__Stated problem__.
Here are some records; quote them exactly, leaving out the pictures.

__Records__.
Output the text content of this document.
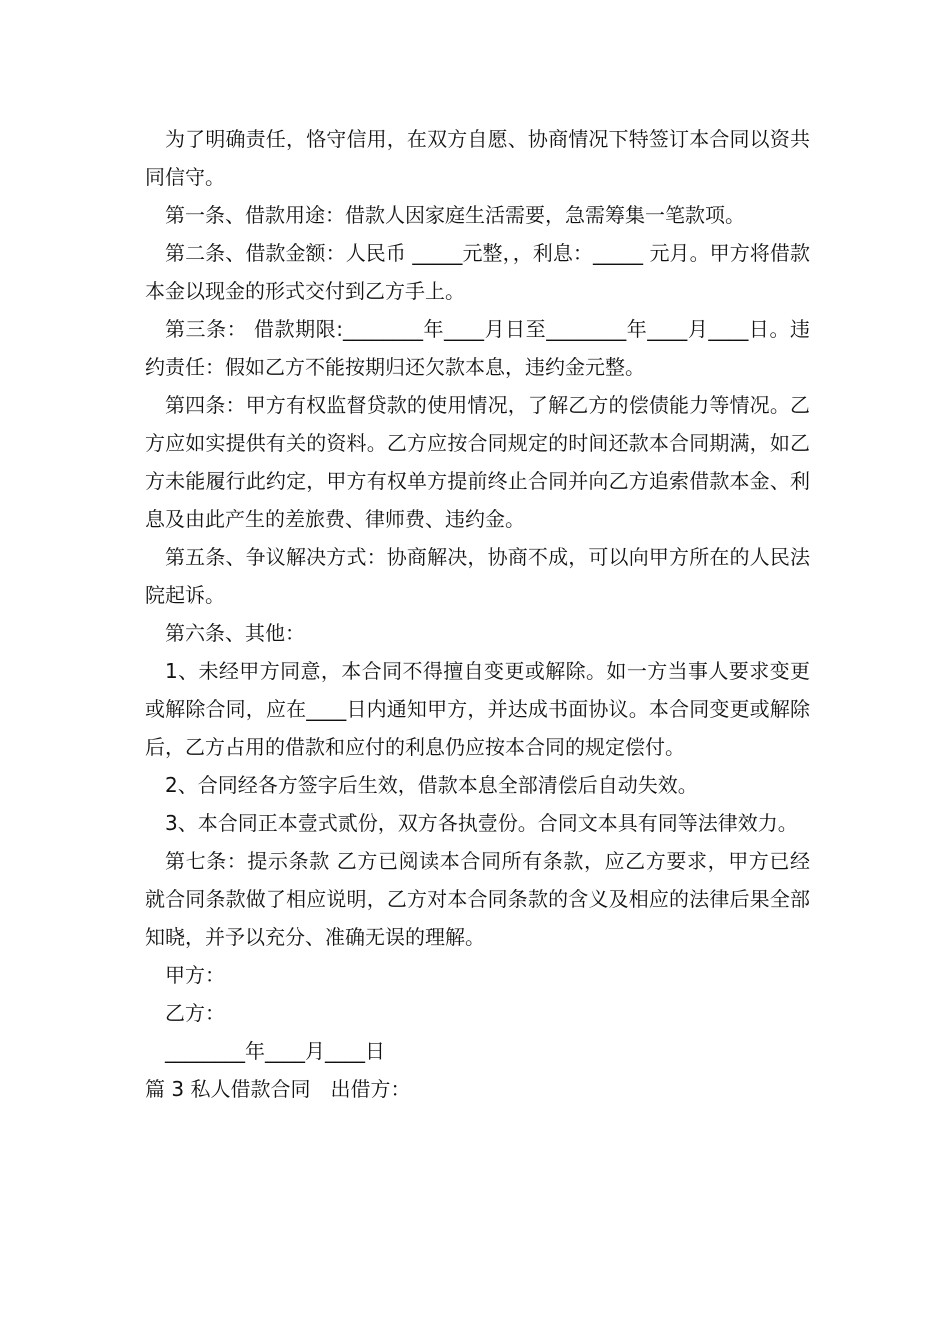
为了明确责任，恪守信用，在双方自愿、协商情况下特签订本合同以资共同信守。

第一条、借款用途：借款人因家庭生活需要，急需筹集一笔款项。

第二条、借款金额：人民币 _____元整，，利息：_____ 元月。甲方将借款本金以现金的形式交付到乙方手上。

第三条： 借款期限:________年____月日至________年____月____日。违约责任：假如乙方不能按期归还欠款本息，违约金元整。

第四条：甲方有权监督贷款的使用情况，了解乙方的偿债能力等情况。乙方应如实提供有关的资料。乙方应按合同规定的时间还款本合同期满，如乙方未能履行此约定，甲方有权单方提前终止合同并向乙方追索借款本金、利息及由此产生的差旅费、律师费、违约金。

第五条、争议解决方式：协商解决，协商不成，可以向甲方所在的人民法院起诉。

第六条、其他：

1、未经甲方同意，本合同不得擅自变更或解除。如一方当事人要求变更或解除合同，应在____日内通知甲方，并达成书面协议。本合同变更或解除后，乙方占用的借款和应付的利息仍应按本合同的规定偿付。

2、合同经各方签字后生效，借款本息全部清偿后自动失效。

3、本合同正本壹式贰份，双方各执壹份。合同文本具有同等法律效力。

第七条：提示条款 乙方已阅读本合同所有条款，应乙方要求，甲方已经就合同条款做了相应说明，乙方对本合同条款的含义及相应的法律后果全部知晓，并予以充分、准确无误的理解。

甲方：

乙方：

________年____月____日

篇 3 私人借款合同　出借方：
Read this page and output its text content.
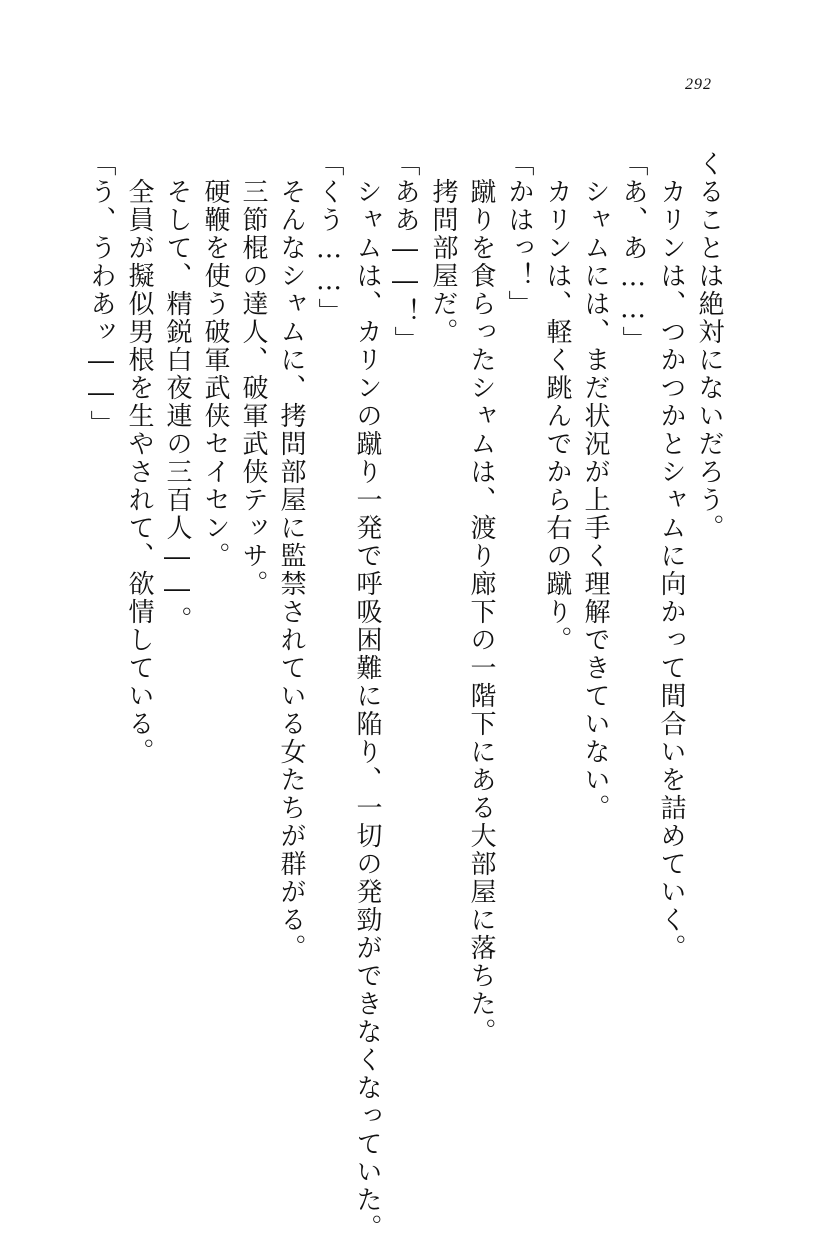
292
くることは絶対にないだろう。
　カリンは、つかつかとシャムに向かって間合いを詰めていく。
「あ、あ……」
　シャムには、まだ状況が上手く理解できていない。
　カリンは、軽く跳んでから右の蹴り。
「かはっ！」
　蹴りを食らったシャムは、渡り廊下の一階下にある大部屋に落ちた。
　拷問部屋だ。
「ああ――！」
　シャムは、カリンの蹴り一発で呼吸困難に陥り、一切の発勁ができなくなっていた。
「くう……」
　そんなシャムに、拷問部屋に監禁されている女たちが群がる。
　三節棍の達人、破軍武侠テッサ。
　硬鞭を使う破軍武侠セイセン。
　そして、精鋭白夜連の三百人――。
　全員が擬似男根を生やされて、欲情している。
「う、うわあッ――」
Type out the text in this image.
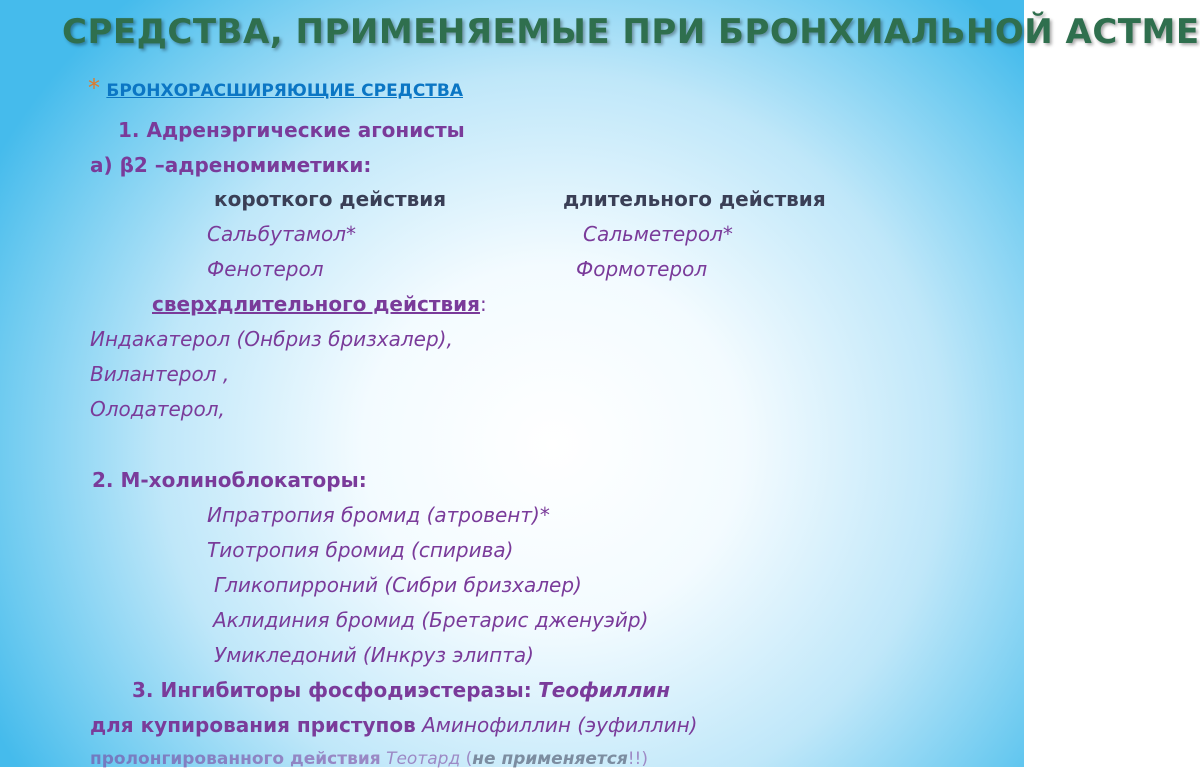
СРЕДСТВА, ПРИМЕНЯЕМЫЕ ПРИ БРОНХИАЛЬНОЙ АСТМЕ
* БРОНХОРАСШИРЯЮЩИЕ СРЕДСТВА
1. Адренэргические агонисты
а) β2 –адреномиметики:
короткого действия	длительного действия
Сальбутамол*	Сальметерол*
Фенотерол	Формотерол
сверхдлительного действия:
Индакатерол (Онбриз бризхалер),
Вилантерол ,
Олодатерол,
2. М-холиноблокаторы:
Ипратропия бромид (атровент)*
Тиотропия бромид (спирива)
Гликопирроний (Сибри бризхалер)
Аклидиния бромид (Бретарис дженуэйр)
Умикледоний (Инкруз элипта)
3. Ингибиторы фосфодиэстеразы: Теофиллин
для купирования приступов Аминофиллин (эуфиллин)
пролонгированного действия Теотард (не применяется!!)
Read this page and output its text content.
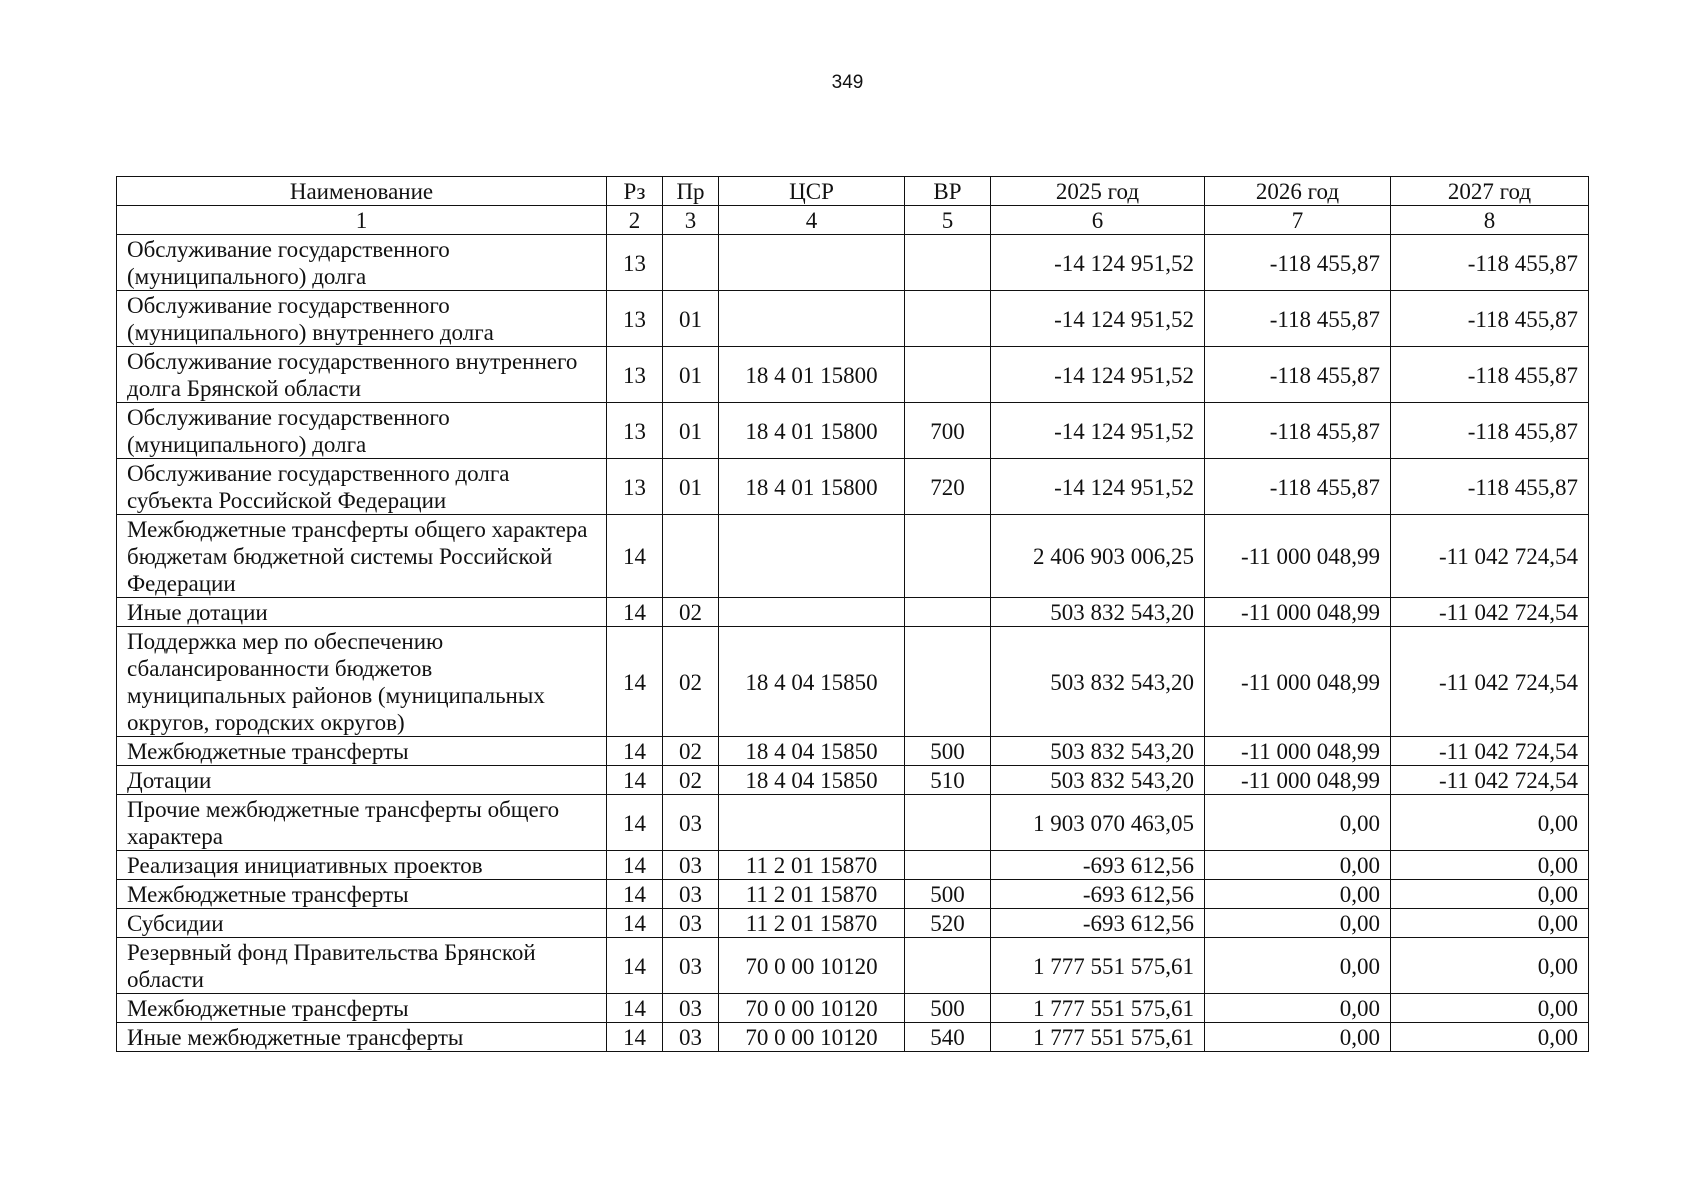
349
Наименование	Рз	Пр	ЦСР	ВР	2025 год	2026 год	2027 год
1	2	3	4	5	6	7	8
Обслуживание государственного (муниципального) долга	13				-14 124 951,52	-118 455,87	-118 455,87
Обслуживание государственного (муниципального) внутреннего долга	13	01			-14 124 951,52	-118 455,87	-118 455,87
Обслуживание государственного внутреннего долга Брянской области	13	01	18 4 01 15800		-14 124 951,52	-118 455,87	-118 455,87
Обслуживание государственного (муниципального) долга	13	01	18 4 01 15800	700	-14 124 951,52	-118 455,87	-118 455,87
Обслуживание государственного долга субъекта Российской Федерации	13	01	18 4 01 15800	720	-14 124 951,52	-118 455,87	-118 455,87
Межбюджетные трансферты общего характера бюджетам бюджетной системы Российской Федерации	14				2 406 903 006,25	-11 000 048,99	-11 042 724,54
Иные дотации	14	02			503 832 543,20	-11 000 048,99	-11 042 724,54
Поддержка мер по обеспечению сбалансированности бюджетов муниципальных районов (муниципальных округов, городских округов)	14	02	18 4 04 15850		503 832 543,20	-11 000 048,99	-11 042 724,54
Межбюджетные трансферты	14	02	18 4 04 15850	500	503 832 543,20	-11 000 048,99	-11 042 724,54
Дотации	14	02	18 4 04 15850	510	503 832 543,20	-11 000 048,99	-11 042 724,54
Прочие межбюджетные трансферты общего характера	14	03			1 903 070 463,05	0,00	0,00
Реализация инициативных проектов	14	03	11 2 01 15870		-693 612,56	0,00	0,00
Межбюджетные трансферты	14	03	11 2 01 15870	500	-693 612,56	0,00	0,00
Субсидии	14	03	11 2 01 15870	520	-693 612,56	0,00	0,00
Резервный фонд Правительства Брянской области	14	03	70 0 00 10120		1 777 551 575,61	0,00	0,00
Межбюджетные трансферты	14	03	70 0 00 10120	500	1 777 551 575,61	0,00	0,00
Иные межбюджетные трансферты	14	03	70 0 00 10120	540	1 777 551 575,61	0,00	0,00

__Full output__.
Output the text content of this document.
为了明确责任，恪守信用，在双方自愿、协商情况下特签订本合同以资共同信守。

第一条、借款用途：借款人因家庭生活需要，急需筹集一笔款项。

第二条、借款金额：人民币 _____元整，，利息：_____ 元月。甲方将借款本金以现金的形式交付到乙方手上。

第三条： 借款期限:________年____月日至________年____月____日。违约责任：假如乙方不能按期归还欠款本息，违约金元整。

第四条：甲方有权监督贷款的使用情况，了解乙方的偿债能力等情况。乙方应如实提供有关的资料。乙方应按合同规定的时间还款本合同期满，如乙方未能履行此约定，甲方有权单方提前终止合同并向乙方追索借款本金、利息及由此产生的差旅费、律师费、违约金。

第五条、争议解决方式：协商解决，协商不成，可以向甲方所在的人民法院起诉。

第六条、其他：

1、未经甲方同意，本合同不得擅自变更或解除。如一方当事人要求变更或解除合同，应在____日内通知甲方，并达成书面协议。本合同变更或解除后，乙方占用的借款和应付的利息仍应按本合同的规定偿付。

2、合同经各方签字后生效，借款本息全部清偿后自动失效。

3、本合同正本壹式贰份，双方各执壹份。合同文本具有同等法律效力。

第七条：提示条款 乙方已阅读本合同所有条款，应乙方要求，甲方已经就合同条款做了相应说明，乙方对本合同条款的含义及相应的法律后果全部知晓，并予以充分、准确无误的理解。

甲方：

乙方：

________年____月____日

篇 3 私人借款合同　出借方：
Read this page and output its text content.
292
くることは絶対にないだろう。
　カリンは、つかつかとシャムに向かって間合いを詰めていく。
「あ、あ……」
　シャムには、まだ状況が上手く理解できていない。
　カリンは、軽く跳んでから右の蹴り。
「かはっ！」
　蹴りを食らったシャムは、渡り廊下の一階下にある大部屋に落ちた。
　拷問部屋だ。
「ああ――！」
　シャムは、カリンの蹴り一発で呼吸困難に陥り、一切の発勁ができなくなっていた。
「くう……」
　そんなシャムに、拷問部屋に監禁されている女たちが群がる。
　三節棍の達人、破軍武侠テッサ。
　硬鞭を使う破軍武侠セイセン。
　そして、精鋭白夜連の三百人――。
　全員が擬似男根を生やされて、欲情している。
「う、うわあッ――」
Type out the text in this image.
СРЕДСТВА, ПРИМЕНЯЕМЫЕ ПРИ БРОНХИАЛЬНОЙ АСТМЕ
* БРОНХОРАСШИРЯЮЩИЕ СРЕДСТВА
1. Адренэргические агонисты
а) β2 –адреномиметики:
короткого действия	длительного действия
Сальбутамол*	Сальметерол*
Фенотерол	Формотерол
сверхдлительного действия:
Индакатерол (Онбриз бризхалер),
Вилантерол ,
Олодатерол,
2. М-холиноблокаторы:
Ипратропия бромид (атровент)*
Тиотропия бромид (спирива)
Гликопирроний (Сибри бризхалер)
Аклидиния бромид (Бретарис дженуэйр)
Умикледоний (Инкруз элипта)
3. Ингибиторы фосфодиэстеразы: Теофиллин
для купирования приступов Аминофиллин (эуфиллин)
пролонгированного действия Теотард (не применяется!!)
Read this page and output its text content.
349
Наименование	Рз	Пр	ЦСР	ВР	2025 год	2026 год	2027 год
1	2	3	4	5	6	7	8
Обслуживание государственного (муниципального) долга	13				-14 124 951,52	-118 455,87	-118 455,87
Обслуживание государственного (муниципального) внутреннего долга	13	01			-14 124 951,52	-118 455,87	-118 455,87
Обслуживание государственного внутреннего долга Брянской области	13	01	18 4 01 15800		-14 124 951,52	-118 455,87	-118 455,87
Обслуживание государственного (муниципального) долга	13	01	18 4 01 15800	700	-14 124 951,52	-118 455,87	-118 455,87
Обслуживание государственного долга субъекта Российской Федерации	13	01	18 4 01 15800	720	-14 124 951,52	-118 455,87	-118 455,87
Межбюджетные трансферты общего характера бюджетам бюджетной системы Российской Федерации	14				2 406 903 006,25	-11 000 048,99	-11 042 724,54
Иные дотации	14	02			503 832 543,20	-11 000 048,99	-11 042 724,54
Поддержка мер по обеспечению сбалансированности бюджетов муниципальных районов (муниципальных округов, городских округов)	14	02	18 4 04 15850		503 832 543,20	-11 000 048,99	-11 042 724,54
Межбюджетные трансферты	14	02	18 4 04 15850	500	503 832 543,20	-11 000 048,99	-11 042 724,54
Дотации	14	02	18 4 04 15850	510	503 832 543,20	-11 000 048,99	-11 042 724,54
Прочие межбюджетные трансферты общего характера	14	03			1 903 070 463,05	0,00	0,00
Реализация инициативных проектов	14	03	11 2 01 15870		-693 612,56	0,00	0,00
Межбюджетные трансферты	14	03	11 2 01 15870	500	-693 612,56	0,00	0,00
Субсидии	14	03	11 2 01 15870	520	-693 612,56	0,00	0,00
Резервный фонд Правительства Брянской области	14	03	70 0 00 10120		1 777 551 575,61	0,00	0,00
Межбюджетные трансферты	14	03	70 0 00 10120	500	1 777 551 575,61	0,00	0,00
Иные межбюджетные трансферты	14	03	70 0 00 10120	540	1 777 551 575,61	0,00	0,00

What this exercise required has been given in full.